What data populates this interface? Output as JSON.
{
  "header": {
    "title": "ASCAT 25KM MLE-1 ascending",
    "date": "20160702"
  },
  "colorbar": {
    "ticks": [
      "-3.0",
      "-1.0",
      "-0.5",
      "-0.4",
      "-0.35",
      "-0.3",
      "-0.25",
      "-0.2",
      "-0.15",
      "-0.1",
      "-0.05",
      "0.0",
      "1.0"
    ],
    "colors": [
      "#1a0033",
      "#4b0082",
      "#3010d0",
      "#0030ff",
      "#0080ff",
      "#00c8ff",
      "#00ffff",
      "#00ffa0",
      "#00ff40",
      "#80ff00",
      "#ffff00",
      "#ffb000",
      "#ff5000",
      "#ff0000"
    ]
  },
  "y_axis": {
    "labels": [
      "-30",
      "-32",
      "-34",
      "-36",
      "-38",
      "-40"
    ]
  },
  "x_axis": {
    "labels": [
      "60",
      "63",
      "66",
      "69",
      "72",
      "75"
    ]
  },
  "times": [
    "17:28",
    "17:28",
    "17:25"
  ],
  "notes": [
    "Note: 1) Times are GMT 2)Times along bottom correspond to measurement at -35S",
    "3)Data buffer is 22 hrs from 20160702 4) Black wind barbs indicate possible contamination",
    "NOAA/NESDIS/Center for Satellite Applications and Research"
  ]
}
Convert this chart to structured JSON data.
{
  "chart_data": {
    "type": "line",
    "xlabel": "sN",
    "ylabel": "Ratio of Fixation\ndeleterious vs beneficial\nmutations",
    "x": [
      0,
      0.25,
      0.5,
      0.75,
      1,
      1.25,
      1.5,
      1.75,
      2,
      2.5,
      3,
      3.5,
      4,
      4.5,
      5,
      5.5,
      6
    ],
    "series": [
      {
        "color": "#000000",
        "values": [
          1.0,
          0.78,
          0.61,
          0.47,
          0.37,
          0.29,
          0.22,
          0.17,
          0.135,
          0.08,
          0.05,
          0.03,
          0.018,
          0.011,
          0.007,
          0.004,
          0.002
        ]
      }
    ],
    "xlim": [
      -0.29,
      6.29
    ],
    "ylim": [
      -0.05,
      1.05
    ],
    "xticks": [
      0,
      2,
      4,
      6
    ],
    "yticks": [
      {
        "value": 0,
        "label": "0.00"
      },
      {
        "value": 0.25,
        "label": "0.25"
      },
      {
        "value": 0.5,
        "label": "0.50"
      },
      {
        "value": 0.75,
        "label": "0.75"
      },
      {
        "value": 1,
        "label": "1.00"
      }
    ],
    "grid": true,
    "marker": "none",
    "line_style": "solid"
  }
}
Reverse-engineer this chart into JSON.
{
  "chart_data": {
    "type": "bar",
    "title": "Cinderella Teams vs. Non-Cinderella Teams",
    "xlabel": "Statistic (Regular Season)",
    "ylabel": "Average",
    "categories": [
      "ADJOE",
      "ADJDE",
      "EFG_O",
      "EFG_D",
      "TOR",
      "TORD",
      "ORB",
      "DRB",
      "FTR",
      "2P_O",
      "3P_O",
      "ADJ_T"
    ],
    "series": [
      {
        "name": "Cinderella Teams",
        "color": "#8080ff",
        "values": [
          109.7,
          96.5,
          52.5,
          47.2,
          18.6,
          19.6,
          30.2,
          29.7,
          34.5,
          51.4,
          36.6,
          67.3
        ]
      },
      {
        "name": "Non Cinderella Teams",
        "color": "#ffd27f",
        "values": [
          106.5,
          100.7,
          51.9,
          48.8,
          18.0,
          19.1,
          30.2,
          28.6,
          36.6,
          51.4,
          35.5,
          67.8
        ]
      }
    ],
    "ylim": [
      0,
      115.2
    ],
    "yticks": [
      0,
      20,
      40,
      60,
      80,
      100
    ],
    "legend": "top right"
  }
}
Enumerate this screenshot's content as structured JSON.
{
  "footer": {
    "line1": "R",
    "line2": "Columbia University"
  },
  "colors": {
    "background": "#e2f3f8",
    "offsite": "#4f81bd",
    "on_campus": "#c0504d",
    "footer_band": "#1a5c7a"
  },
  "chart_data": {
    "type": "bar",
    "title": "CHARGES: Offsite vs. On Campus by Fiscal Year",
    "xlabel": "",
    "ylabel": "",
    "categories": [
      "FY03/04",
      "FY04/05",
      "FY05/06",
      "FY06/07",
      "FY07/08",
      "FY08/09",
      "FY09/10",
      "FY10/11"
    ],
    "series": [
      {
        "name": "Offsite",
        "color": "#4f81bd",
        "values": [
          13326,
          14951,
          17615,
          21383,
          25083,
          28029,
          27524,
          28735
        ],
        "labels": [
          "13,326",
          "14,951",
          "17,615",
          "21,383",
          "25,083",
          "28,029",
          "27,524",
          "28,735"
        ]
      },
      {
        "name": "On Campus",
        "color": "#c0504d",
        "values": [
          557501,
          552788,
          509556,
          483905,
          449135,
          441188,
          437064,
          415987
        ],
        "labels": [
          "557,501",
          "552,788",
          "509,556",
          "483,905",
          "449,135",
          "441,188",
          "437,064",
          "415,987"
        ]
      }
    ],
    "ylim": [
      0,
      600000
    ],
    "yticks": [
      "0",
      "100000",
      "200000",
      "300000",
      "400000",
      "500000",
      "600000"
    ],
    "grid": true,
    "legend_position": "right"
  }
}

◆ ◆ ◆ ◆

SET PROBLEM: Your task is to output all of the data above word for word.

THE REPLY:
What data populates this interface? Output as JSON.
{
  "header": {
    "title": "ASCAT 25KM MLE-1 ascending",
    "date": "20160702"
  },
  "colorbar": {
    "ticks": [
      "-3.0",
      "-1.0",
      "-0.5",
      "-0.4",
      "-0.35",
      "-0.3",
      "-0.25",
      "-0.2",
      "-0.15",
      "-0.1",
      "-0.05",
      "0.0",
      "1.0"
    ],
    "colors": [
      "#1a0033",
      "#4b0082",
      "#3010d0",
      "#0030ff",
      "#0080ff",
      "#00c8ff",
      "#00ffff",
      "#00ffa0",
      "#00ff40",
      "#80ff00",
      "#ffff00",
      "#ffb000",
      "#ff5000",
      "#ff0000"
    ]
  },
  "y_axis": {
    "labels": [
      "-30",
      "-32",
      "-34",
      "-36",
      "-38",
      "-40"
    ]
  },
  "x_axis": {
    "labels": [
      "60",
      "63",
      "66",
      "69",
      "72",
      "75"
    ]
  },
  "times": [
    "17:28",
    "17:28",
    "17:25"
  ],
  "notes": [
    "Note: 1) Times are GMT 2)Times along bottom correspond to measurement at -35S",
    "3)Data buffer is 22 hrs from 20160702 4) Black wind barbs indicate possible contamination",
    "NOAA/NESDIS/Center for Satellite Applications and Research"
  ]
}
Convert this chart to structured JSON data.
{
  "chart_data": {
    "type": "line",
    "xlabel": "sN",
    "ylabel": "Ratio of Fixation\ndeleterious vs beneficial\nmutations",
    "x": [
      0,
      0.25,
      0.5,
      0.75,
      1,
      1.25,
      1.5,
      1.75,
      2,
      2.5,
      3,
      3.5,
      4,
      4.5,
      5,
      5.5,
      6
    ],
    "series": [
      {
        "color": "#000000",
        "values": [
          1.0,
          0.78,
          0.61,
          0.47,
          0.37,
          0.29,
          0.22,
          0.17,
          0.135,
          0.08,
          0.05,
          0.03,
          0.018,
          0.011,
          0.007,
          0.004,
          0.002
        ]
      }
    ],
    "xlim": [
      -0.29,
      6.29
    ],
    "ylim": [
      -0.05,
      1.05
    ],
    "xticks": [
      0,
      2,
      4,
      6
    ],
    "yticks": [
      {
        "value": 0,
        "label": "0.00"
      },
      {
        "value": 0.25,
        "label": "0.25"
      },
      {
        "value": 0.5,
        "label": "0.50"
      },
      {
        "value": 0.75,
        "label": "0.75"
      },
      {
        "value": 1,
        "label": "1.00"
      }
    ],
    "grid": true,
    "marker": "none",
    "line_style": "solid"
  }
}
Reverse-engineer this chart into JSON.
{
  "chart_data": {
    "type": "bar",
    "title": "Cinderella Teams vs. Non-Cinderella Teams",
    "xlabel": "Statistic (Regular Season)",
    "ylabel": "Average",
    "categories": [
      "ADJOE",
      "ADJDE",
      "EFG_O",
      "EFG_D",
      "TOR",
      "TORD",
      "ORB",
      "DRB",
      "FTR",
      "2P_O",
      "3P_O",
      "ADJ_T"
    ],
    "series": [
      {
        "name": "Cinderella Teams",
        "color": "#8080ff",
        "values": [
          109.7,
          96.5,
          52.5,
          47.2,
          18.6,
          19.6,
          30.2,
          29.7,
          34.5,
          51.4,
          36.6,
          67.3
        ]
      },
      {
        "name": "Non Cinderella Teams",
        "color": "#ffd27f",
        "values": [
          106.5,
          100.7,
          51.9,
          48.8,
          18.0,
          19.1,
          30.2,
          28.6,
          36.6,
          51.4,
          35.5,
          67.8
        ]
      }
    ],
    "ylim": [
      0,
      115.2
    ],
    "yticks": [
      0,
      20,
      40,
      60,
      80,
      100
    ],
    "legend": "top right"
  }
}
Enumerate this screenshot's content as structured JSON.
{
  "footer": {
    "line1": "R",
    "line2": "Columbia University"
  },
  "colors": {
    "background": "#e2f3f8",
    "offsite": "#4f81bd",
    "on_campus": "#c0504d",
    "footer_band": "#1a5c7a"
  },
  "chart_data": {
    "type": "bar",
    "title": "CHARGES: Offsite vs. On Campus by Fiscal Year",
    "xlabel": "",
    "ylabel": "",
    "categories": [
      "FY03/04",
      "FY04/05",
      "FY05/06",
      "FY06/07",
      "FY07/08",
      "FY08/09",
      "FY09/10",
      "FY10/11"
    ],
    "series": [
      {
        "name": "Offsite",
        "color": "#4f81bd",
        "values": [
          13326,
          14951,
          17615,
          21383,
          25083,
          28029,
          27524,
          28735
        ],
        "labels": [
          "13,326",
          "14,951",
          "17,615",
          "21,383",
          "25,083",
          "28,029",
          "27,524",
          "28,735"
        ]
      },
      {
        "name": "On Campus",
        "color": "#c0504d",
        "values": [
          557501,
          552788,
          509556,
          483905,
          449135,
          441188,
          437064,
          415987
        ],
        "labels": [
          "557,501",
          "552,788",
          "509,556",
          "483,905",
          "449,135",
          "441,188",
          "437,064",
          "415,987"
        ]
      }
    ],
    "ylim": [
      0,
      600000
    ],
    "yticks": [
      "0",
      "100000",
      "200000",
      "300000",
      "400000",
      "500000",
      "600000"
    ],
    "grid": true,
    "legend_position": "right"
  }
}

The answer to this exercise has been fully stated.